Therefore, the threat posed by Iranian proxies such as Hezbollah operating throughout Latin America, as well as the IRGC itself, is framed by the Atlantic Council (2020) as a hybrid threat. The term was originally developed by United States Marine Corps four-star retired general Charles C. Krulak and a number of United States Marine Corps analysts which began to identify trends since the events in Chechnya in which the methods of warfare were being deliberately bended and blurred, however the theory of hybrid warfare took form out of the assessment of Hezbollah’s actions in Southern Lebanon (Hoffman 2016, p.28).

One key element that Hoffman (2016) points out in the concept of hybrid warfare and threats, is the disruptive social behavior of organized crime and the deployment of nonmilitary tools such as finance. A second aspect to consider in the concept of hybrid warfare and threats is that all actions fall under the threshold of traditional war.

Therefore, transnational organized crime (TOC) can also be used and instrumentalized by state actors as a proxy to counter influences of competing geopolitical rivals in specific regions. Jefferson Guarín (2020) advices that the minimization of groups such Hezbollah as a simple terrorist group fails to properly assess the threat they posed to international security and monitoring of its activities, and minimizes – in the case of Hezbollah and its relationship with Iran as its main facilitator – to the single territorial scale of the broader Middle East. The following essay aims at delivering an overview of the evolution of Iranian-Venezuelan relations during the last two decades and the role Hezbollah as played as a “middle man” in the relationship and the threat this strategic triangulation poses to international security in the current geopolitical context.
+===+
### REQUESTS
A - Reproduce a stretch of the hybrid-threat passage word for word, beginning at the words "Therefore, the threat" and stopping after the words "(Hoffman 2016, p.28).".
B - Why does the hybrid-threat passage say Jefferson Guarín advises against treating Hezbollah as a simple terrorist group? Answer in one to three sentences.
C - Continue the essay on Iranian proxies and hybrid threats, starting after its last sentence.

### RECORDED INFORMATION
+===+
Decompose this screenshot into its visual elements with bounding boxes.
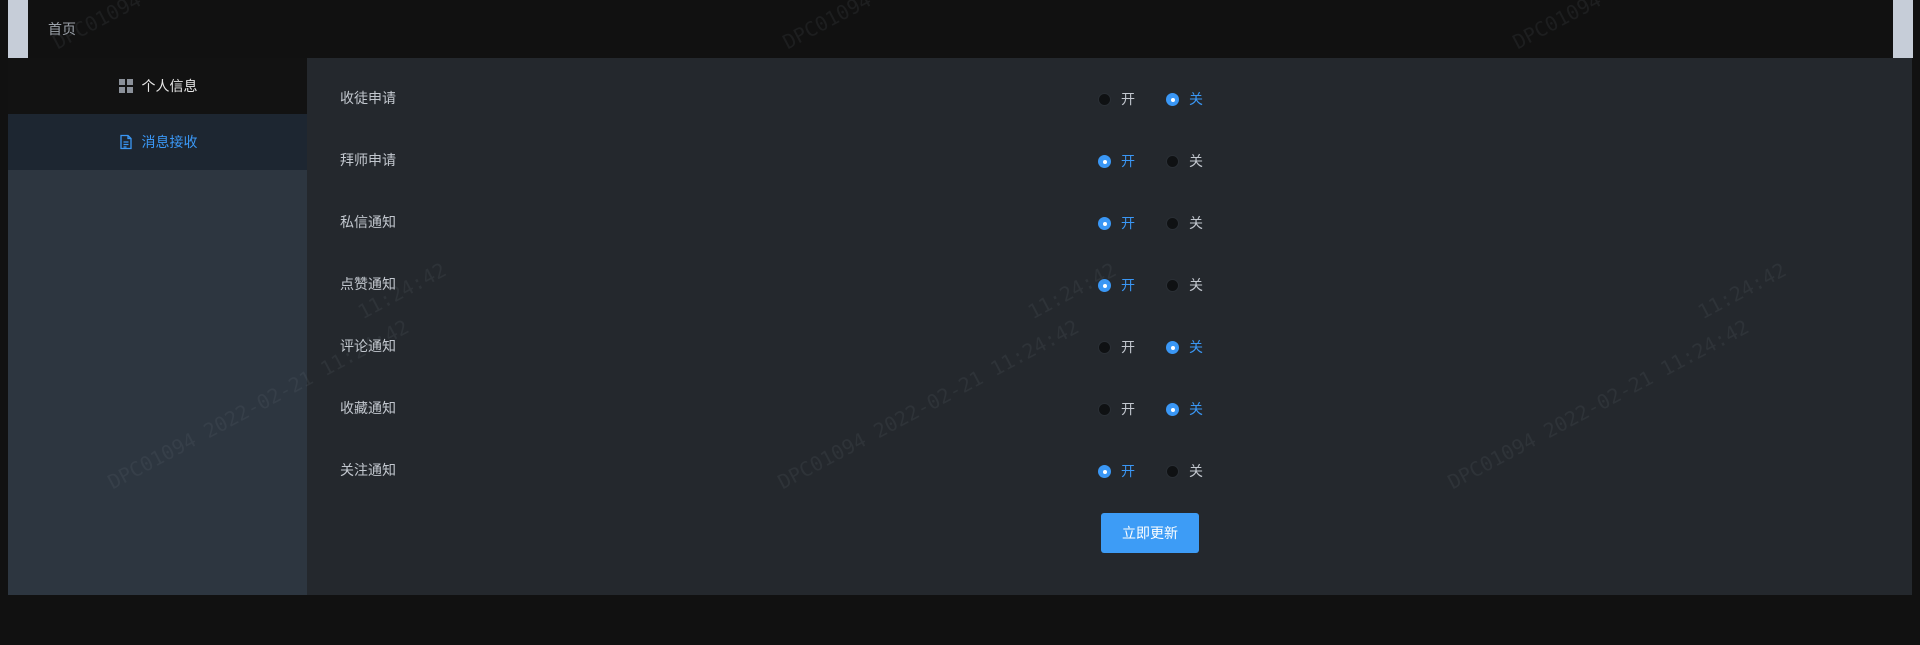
+===+
### THE RESPONSES
A -
Therefore, the threat posed by Iranian proxies such as Hezbollah operating throughout Latin America, as well as the IRGC itself, is framed by the Atlantic Council (2020) as a hybrid threat. The term was originally developed by United States Marine Corps four-star retired general Charles C. Krulak and a number of United States Marine Corps analysts which began to identify trends since the events in Chechnya in which the methods of warfare were being deliberately bended and blurred, however the theory of hybrid warfare took form out of the assessment of Hezbollah’s actions in Southern Lebanon (Hoffman 2016, p.28).

B - Guarín holds that calling Hezbollah a simple terrorist group fails to properly assess the threat it poses to international security and to the monitoring of its activities. This framing also reduces the threat to the single territorial scale of the broader Middle East, given Hezbollah's relationship with Iran as its main facilitator.

C -
The reason behind the drafting of this short essay is to fill the knowledge gap in foreign policy circles – more precisely in Europe - on how a rogue states such as Iran is able to counterbalance the influence of westerns powers – specially the United States – beyond the Eurasian continental mass and in the traditional western area of influence which is Latin America. The first part of the essay will go through the historical background of Venezuelan ties with the broader Middle East focusing on its alignment with Iran on key elements. Second, an overview of Hezbollah's activities in Venezuela, its links with Venezuelan officials and the role it plays as Iran's proxy in the country. Finally, a conclusion will be offered on how to interpreted the recent agreement and cooperation strategy.

Venezuelan Ties with the Broader Middle East and Iran

Even though and effort should be made to understand the relationship between Venezuela and the Broader Middle East beyond the geoeconomic logic provided by the oil industry’s role in knitting and influencing the relationship which is common knowledge, it cannot be dismissed. Sorio (2016) sets forth two trends to be analyzed to properly understand the evolution of the importance of Venezuela-Middle Eastern relations. First, the growing assertiveness and relevance of Venezuela as an international actor eager to counterbalance the United States through alternative regional integration schemes along with strategic alliances with competing powers such as Russia and China. Second, closer relations to the broader Middle East came about through the increase of the links of the region with key anchor states in the Americas such as Brazil by means of the South American-Arab Countries Summits (better known by its Portuguese and Spanish acronym "ASPA") (Sorio 2016, p.100).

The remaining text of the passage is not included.